**DATASET EXTRACT**
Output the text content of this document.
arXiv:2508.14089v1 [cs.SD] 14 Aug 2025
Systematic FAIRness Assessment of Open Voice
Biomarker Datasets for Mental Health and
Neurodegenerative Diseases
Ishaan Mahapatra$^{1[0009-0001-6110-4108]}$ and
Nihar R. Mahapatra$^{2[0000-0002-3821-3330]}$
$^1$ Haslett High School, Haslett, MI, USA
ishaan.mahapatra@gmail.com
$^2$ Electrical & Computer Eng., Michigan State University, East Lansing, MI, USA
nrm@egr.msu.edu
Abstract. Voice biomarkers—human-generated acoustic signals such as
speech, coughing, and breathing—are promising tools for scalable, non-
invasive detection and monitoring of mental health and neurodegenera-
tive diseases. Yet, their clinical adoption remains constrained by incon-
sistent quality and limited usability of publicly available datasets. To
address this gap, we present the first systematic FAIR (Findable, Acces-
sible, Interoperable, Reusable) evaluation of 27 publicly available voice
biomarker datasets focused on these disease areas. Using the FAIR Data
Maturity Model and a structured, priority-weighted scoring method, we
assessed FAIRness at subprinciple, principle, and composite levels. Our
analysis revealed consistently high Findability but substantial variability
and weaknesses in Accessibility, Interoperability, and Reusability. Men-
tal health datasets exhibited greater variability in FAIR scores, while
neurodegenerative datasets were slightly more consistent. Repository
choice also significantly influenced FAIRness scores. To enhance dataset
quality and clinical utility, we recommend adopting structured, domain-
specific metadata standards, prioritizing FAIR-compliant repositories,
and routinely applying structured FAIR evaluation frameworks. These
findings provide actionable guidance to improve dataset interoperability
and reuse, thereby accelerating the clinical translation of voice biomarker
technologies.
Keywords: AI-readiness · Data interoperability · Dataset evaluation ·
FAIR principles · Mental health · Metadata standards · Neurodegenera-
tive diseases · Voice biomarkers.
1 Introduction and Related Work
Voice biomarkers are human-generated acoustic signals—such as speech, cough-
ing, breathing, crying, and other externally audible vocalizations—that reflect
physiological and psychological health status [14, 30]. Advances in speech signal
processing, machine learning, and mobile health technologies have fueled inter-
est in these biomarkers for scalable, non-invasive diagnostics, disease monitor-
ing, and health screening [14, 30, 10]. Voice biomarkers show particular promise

**WORK REQUIRED**
The records above need to be transcribed in full. Keep every character unchanged.

**EXERCISE ANSWER**
Output the text content of this document.
arXiv:2508.14089v1 [cs.SD] 14 Aug 2025
Systematic FAIRness Assessment of Open Voice
Biomarker Datasets for Mental Health and
Neurodegenerative Diseases
Ishaan Mahapatra$^{1[0009-0001-6110-4108]}$ and
Nihar R. Mahapatra$^{2[0000-0002-3821-3330]}$
$^1$ Haslett High School, Haslett, MI, USA
ishaan.mahapatra@gmail.com
$^2$ Electrical & Computer Eng., Michigan State University, East Lansing, MI, USA
nrm@egr.msu.edu
Abstract. Voice biomarkers—human-generated acoustic signals such as
speech, coughing, and breathing—are promising tools for scalable, non-
invasive detection and monitoring of mental health and neurodegenera-
tive diseases. Yet, their clinical adoption remains constrained by incon-
sistent quality and limited usability of publicly available datasets. To
address this gap, we present the first systematic FAIR (Findable, Acces-
sible, Interoperable, Reusable) evaluation of 27 publicly available voice
biomarker datasets focused on these disease areas. Using the FAIR Data
Maturity Model and a structured, priority-weighted scoring method, we
assessed FAIRness at subprinciple, principle, and composite levels. Our
analysis revealed consistently high Findability but substantial variability
and weaknesses in Accessibility, Interoperability, and Reusability. Men-
tal health datasets exhibited greater variability in FAIR scores, while
neurodegenerative datasets were slightly more consistent. Repository
choice also significantly influenced FAIRness scores. To enhance dataset
quality and clinical utility, we recommend adopting structured, domain-
specific metadata standards, prioritizing FAIR-compliant repositories,
and routinely applying structured FAIR evaluation frameworks. These
findings provide actionable guidance to improve dataset interoperability
and reuse, thereby accelerating the clinical translation of voice biomarker
technologies.
Keywords: AI-readiness · Data interoperability · Dataset evaluation ·
FAIR principles · Mental health · Metadata standards · Neurodegenera-
tive diseases · Voice biomarkers.
1 Introduction and Related Work
Voice biomarkers are human-generated acoustic signals—such as speech, cough-
ing, breathing, crying, and other externally audible vocalizations—that reflect
physiological and psychological health status [14, 30]. Advances in speech signal
processing, machine learning, and mobile health technologies have fueled inter-
est in these biomarkers for scalable, non-invasive diagnostics, disease monitor-
ing, and health screening [14, 30, 10]. Voice biomarkers show particular promise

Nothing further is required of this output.